Records from a dataset:
-.-.-

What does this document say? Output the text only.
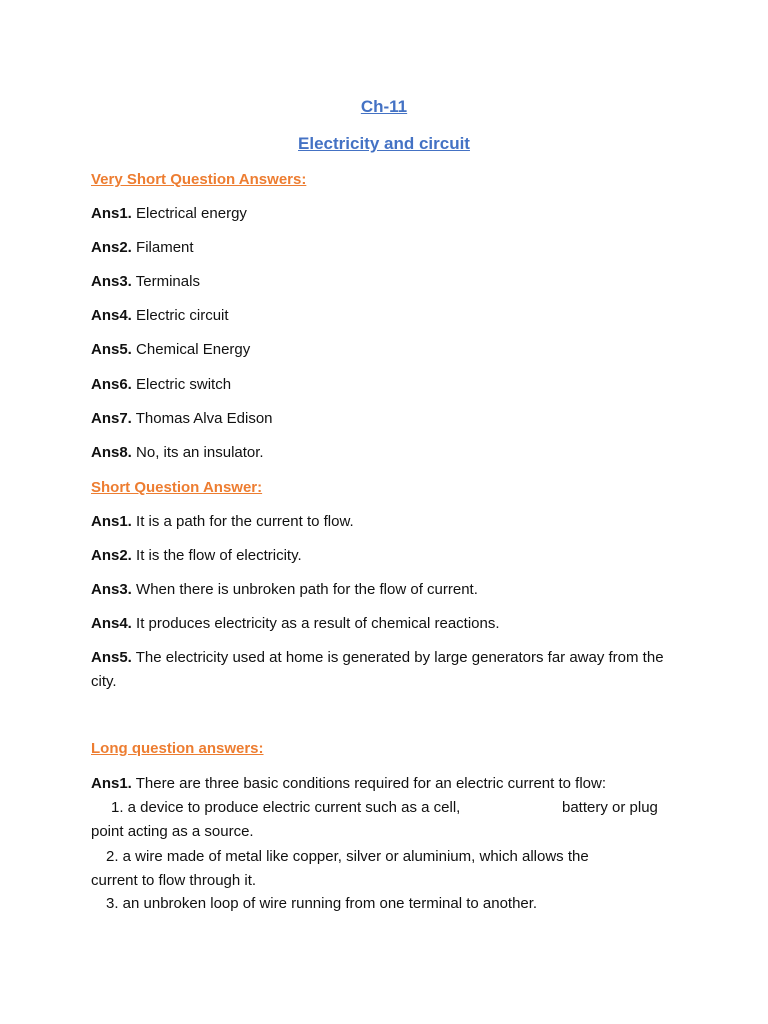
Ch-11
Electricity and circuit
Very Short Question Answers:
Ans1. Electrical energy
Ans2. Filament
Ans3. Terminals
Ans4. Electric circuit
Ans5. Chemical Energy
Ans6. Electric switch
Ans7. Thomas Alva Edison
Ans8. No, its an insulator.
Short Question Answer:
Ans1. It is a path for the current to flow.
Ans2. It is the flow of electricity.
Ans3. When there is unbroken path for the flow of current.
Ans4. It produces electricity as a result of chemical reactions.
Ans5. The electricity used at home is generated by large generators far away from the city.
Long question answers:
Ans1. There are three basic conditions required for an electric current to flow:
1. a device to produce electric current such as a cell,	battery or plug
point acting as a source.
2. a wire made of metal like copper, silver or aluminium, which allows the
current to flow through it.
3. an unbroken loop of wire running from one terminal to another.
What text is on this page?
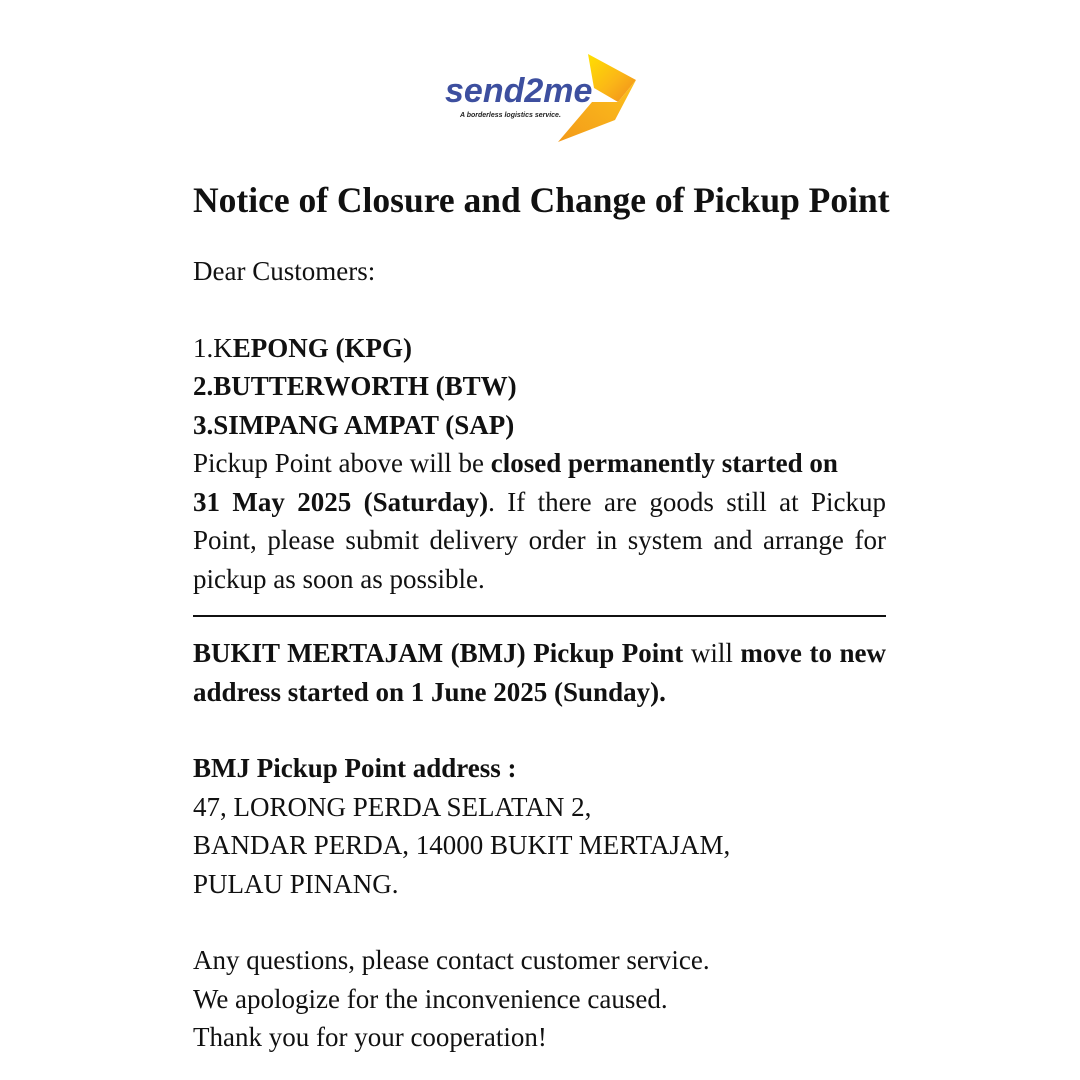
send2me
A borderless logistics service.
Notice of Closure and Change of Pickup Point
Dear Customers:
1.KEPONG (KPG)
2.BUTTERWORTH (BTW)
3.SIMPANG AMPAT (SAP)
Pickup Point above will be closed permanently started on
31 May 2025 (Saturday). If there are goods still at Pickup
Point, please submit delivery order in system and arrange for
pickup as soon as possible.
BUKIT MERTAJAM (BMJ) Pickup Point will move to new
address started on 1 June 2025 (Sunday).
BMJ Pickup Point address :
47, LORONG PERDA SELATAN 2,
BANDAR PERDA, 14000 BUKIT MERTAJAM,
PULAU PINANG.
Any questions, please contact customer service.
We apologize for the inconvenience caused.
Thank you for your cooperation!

-.-.-

Stated task → Find the line that contains "What text is on this page?", then write out that line and every line after it through the end of the records, exactly. Leave the pictures out.

Solution →
What text is on this page?
send2me
A borderless logistics service.
Notice of Closure and Change of Pickup Point
Dear Customers:
1.KEPONG (KPG)
2.BUTTERWORTH (BTW)
3.SIMPANG AMPAT (SAP)
Pickup Point above will be closed permanently started on
31 May 2025 (Saturday). If there are goods still at Pickup
Point, please submit delivery order in system and arrange for
pickup as soon as possible.
BUKIT MERTAJAM (BMJ) Pickup Point will move to new
address started on 1 June 2025 (Sunday).
BMJ Pickup Point address :
47, LORONG PERDA SELATAN 2,
BANDAR PERDA, 14000 BUKIT MERTAJAM,
PULAU PINANG.
Any questions, please contact customer service.
We apologize for the inconvenience caused.
Thank you for your cooperation!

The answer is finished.